Page excerpt:

----------------------------------------

Understanding Typecasting in C++

[Kapil Khosla]

Hi,
I have been trying to understand this concept for quite sometime now
somehow I am missing some vital point. I am new to Object Oriented
Programming so maybe thats the reason.

I want to understand what is typecasting in C++. Say I have a Base
class and a Derived class, I have a pointer to an object to each.
Base *ba = new Base;
Derived *de = new Derived;

Now when I do something like
Base *one = (Base*)de;

What is really happening here ? "de" was an object of class Derived
and had data specific to that class. Now by typecasting I have access
to all the functions and data of the Base class but where is the data
of my Derived class object , I no longer have access to it, if I do
one-> ....(derived class data)

Thanks,
Kapil

#include "stdafx.h"
// Using pragmas to see the difference in programs in binary level

using namespace std;


class Base
{
public:
int a,b;
void print();
};

class Derived : public Base
{

public:
int c,d;
void print();
};


void Base:rint()
{
cout << "In Base" << endl;
}


void Derived:rint()
{
cout <<"In Derived" << endl;
}

int main()
{

Base ba;
Derived de;
Base *a = new Base; // a is a pointer to the Base object
Derived *b = new Derived; // b is the pointer to the Derived object


Base *c = (Base*)b;
c->print();

Derived *d = (Derived*)b;
d->print();


}

 

[Victor Bazarov]

I have been trying to understand this concept for quite sometime now
somehow I am missing some vital point. I am new to Object Oriented
Programming so maybe thats the reason.

I want to understand what is typecasting in C++. Say I have a Base
class and a Derived class, I have a pointer to an object to each.

Presumably, 'Derived' is actually derived from 'Base', right?

Base *ba = new Base;
Derived *de = new Derived;

Now when I do something like
Base *one = (Base*)de;

No cast is necessary. Conversion from a derived to its base
is implicit. You may write

Base *one = de;

What is really happening here ? "de" was an object of class Derived
and had data specific to that class.

Well, 'de' wasn't an object. 'de' is a pointer to an object.

Now by typecasting I have access
to all the functions and data of the Base class but where is the data
of my Derived class object , I no longer have access to it, if I do
one-> ....(derived class data)

What happens when you convert a pointer to a derived class to
a pointer to a base class, the compiler computes the location
of the base subobject in the derived object and returns the
address of that subobject.

de ---> +------------------+
| Derived object |
one ---> +------------+ |
| | Base | |
| | subobject | |
| +------------+ |
| |
+------------------+

And, no, you don't have access to 'de's data through 'one'
simply because they are different objects.

----------------------------------------

Task list:
A: From the code in the C++ typecasting thread, list every pointer variable declared inside main().
B: Write the next part of the C++ typecasting thread, picking up after its final sentence.

----------------------------------------

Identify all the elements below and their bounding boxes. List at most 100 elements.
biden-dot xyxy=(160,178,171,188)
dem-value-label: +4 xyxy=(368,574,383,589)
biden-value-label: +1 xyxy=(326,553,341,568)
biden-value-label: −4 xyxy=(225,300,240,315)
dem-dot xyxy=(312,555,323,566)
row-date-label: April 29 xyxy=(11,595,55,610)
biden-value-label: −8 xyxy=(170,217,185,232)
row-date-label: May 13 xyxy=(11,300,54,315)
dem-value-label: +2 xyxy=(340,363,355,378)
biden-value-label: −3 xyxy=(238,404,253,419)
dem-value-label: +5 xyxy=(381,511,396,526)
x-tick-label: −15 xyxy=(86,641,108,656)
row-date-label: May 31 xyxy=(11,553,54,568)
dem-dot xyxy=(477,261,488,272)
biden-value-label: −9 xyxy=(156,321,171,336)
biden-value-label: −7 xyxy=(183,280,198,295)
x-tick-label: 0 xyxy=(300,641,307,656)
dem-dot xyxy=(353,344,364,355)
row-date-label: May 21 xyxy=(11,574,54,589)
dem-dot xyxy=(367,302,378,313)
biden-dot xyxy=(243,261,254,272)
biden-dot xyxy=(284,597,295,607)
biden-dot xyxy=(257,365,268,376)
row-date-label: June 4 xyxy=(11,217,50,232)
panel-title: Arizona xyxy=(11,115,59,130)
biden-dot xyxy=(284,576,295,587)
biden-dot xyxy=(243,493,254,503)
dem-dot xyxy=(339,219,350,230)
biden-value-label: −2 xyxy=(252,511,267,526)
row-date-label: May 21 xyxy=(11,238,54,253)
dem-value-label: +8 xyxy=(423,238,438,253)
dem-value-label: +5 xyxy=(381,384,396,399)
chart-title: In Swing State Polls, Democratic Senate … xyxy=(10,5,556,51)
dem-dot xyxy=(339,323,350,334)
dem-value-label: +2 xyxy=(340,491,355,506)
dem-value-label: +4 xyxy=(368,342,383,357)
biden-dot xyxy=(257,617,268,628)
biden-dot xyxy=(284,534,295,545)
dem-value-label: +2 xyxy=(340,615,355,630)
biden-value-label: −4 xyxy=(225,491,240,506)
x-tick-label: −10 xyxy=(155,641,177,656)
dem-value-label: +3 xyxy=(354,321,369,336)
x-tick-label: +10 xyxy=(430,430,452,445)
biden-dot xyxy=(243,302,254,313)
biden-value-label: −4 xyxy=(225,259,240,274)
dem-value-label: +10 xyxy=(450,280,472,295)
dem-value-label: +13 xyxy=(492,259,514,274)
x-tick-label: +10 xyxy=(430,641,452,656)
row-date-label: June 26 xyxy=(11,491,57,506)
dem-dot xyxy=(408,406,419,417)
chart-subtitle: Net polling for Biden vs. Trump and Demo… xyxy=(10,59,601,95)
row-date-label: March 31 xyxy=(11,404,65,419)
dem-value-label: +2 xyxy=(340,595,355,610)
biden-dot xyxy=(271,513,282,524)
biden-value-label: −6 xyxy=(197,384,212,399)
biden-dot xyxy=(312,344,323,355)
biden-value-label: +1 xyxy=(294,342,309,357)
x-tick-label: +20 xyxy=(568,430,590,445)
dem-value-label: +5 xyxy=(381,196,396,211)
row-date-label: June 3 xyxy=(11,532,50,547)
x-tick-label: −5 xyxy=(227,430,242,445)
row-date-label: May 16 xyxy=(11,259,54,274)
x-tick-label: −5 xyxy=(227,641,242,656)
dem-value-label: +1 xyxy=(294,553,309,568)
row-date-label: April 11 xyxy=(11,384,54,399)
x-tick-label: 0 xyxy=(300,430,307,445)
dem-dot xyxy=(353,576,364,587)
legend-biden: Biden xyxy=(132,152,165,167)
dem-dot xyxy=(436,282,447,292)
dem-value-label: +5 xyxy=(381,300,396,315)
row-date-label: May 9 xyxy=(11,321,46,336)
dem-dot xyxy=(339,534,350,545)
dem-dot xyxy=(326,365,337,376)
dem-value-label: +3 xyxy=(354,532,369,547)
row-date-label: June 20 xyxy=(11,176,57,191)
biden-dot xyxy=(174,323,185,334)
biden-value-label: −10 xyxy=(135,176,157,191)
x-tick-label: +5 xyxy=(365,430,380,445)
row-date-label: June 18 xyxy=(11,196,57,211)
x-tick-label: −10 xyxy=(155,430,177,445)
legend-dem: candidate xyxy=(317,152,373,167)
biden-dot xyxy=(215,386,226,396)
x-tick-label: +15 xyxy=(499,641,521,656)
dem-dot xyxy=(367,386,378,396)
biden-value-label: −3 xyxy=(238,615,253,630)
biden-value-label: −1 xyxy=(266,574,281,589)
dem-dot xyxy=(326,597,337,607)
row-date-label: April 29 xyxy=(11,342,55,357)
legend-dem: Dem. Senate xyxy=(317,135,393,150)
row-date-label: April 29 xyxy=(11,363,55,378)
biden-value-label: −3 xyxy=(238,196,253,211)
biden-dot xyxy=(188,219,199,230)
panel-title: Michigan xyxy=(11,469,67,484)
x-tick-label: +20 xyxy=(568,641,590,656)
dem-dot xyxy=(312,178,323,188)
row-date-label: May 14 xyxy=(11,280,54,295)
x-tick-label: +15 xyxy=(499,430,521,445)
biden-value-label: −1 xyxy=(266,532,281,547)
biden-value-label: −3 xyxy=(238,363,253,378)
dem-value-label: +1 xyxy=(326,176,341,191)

----------------------------------------

Responses to the exercise:
A: a, b, c, d

B:
Victor

 

[John Harrison]

Hi,
I have been trying to understand this concept for quite sometime now
somehow I am missing some vital point. I am new to Object Oriented
Programming so maybe thats the reason.

I want to understand what is typecasting in C++. Say I have a Base
class and a Derived class, I have a pointer to an object to each.
Base *ba = new Base;
Derived *de = new Derived;

Now when I do something like
Base *one = (Base*)de;

This cast is not needed. In fact it bad style to cast here. All you need is
this

Base *one = de;

What is really happening here ?

Nothing. I mean that, nothing is happening. You are assigning one pointer to
another, that is all.

"de" was an object of class Derived
and had data specific to that class. Now by typecasting I have access
to all the functions and data of the Base class

No. You had access to those already.

but where is the data
of my Derived class object , I no longer have access to it, if I do
one-> ....(derived class data)

You cannot access the derived data using ba, its still there however and you
can access it though de. ba and de are pointing to the same object, but be
only 'sees' the Base part of it. You can still access the Derived object
through the Base pointer using virtual functions however.

Thanks,
Kapil

You clearly have a long way to go before understanding casting. usually when
people get stuck like this it is because they think things are more
complicated than they are. Its really very simple.

class Animal
{
};

class Monkey : public Animal
{
};

All Monkeys are Animals. So it must be legal to a Monkey pointer to an
Animal pointer. This can be done without a cast.

Monkey m;
Monkey* mp = &m;
Animal* ap = mp; // this is OK, no cast necessary

Now both mp and ap are pointing to (the same) monkey.

But only SOME animals are monkey, so to assigning an animal pointer to a
monkey, is not safe. Because of this if you want to convert an Animal
pointer to a Monkey pointer, you must use a cast.

Monkey m;
Animal* ap = &m; // no cast necessary
Monkey* mp = (Animal*)ap; // cast necessary

Again, both ap and mp are now pointing at the same monkey.

Any more questions please ask. You're clearly misunderstanding something,
but it hard for us to tell exactly what.

john

 

[John Harrison]

ITYM:

Monkey* mp = (Monkey*)ap; // cast necessary

Yes of course, thanks for the correction.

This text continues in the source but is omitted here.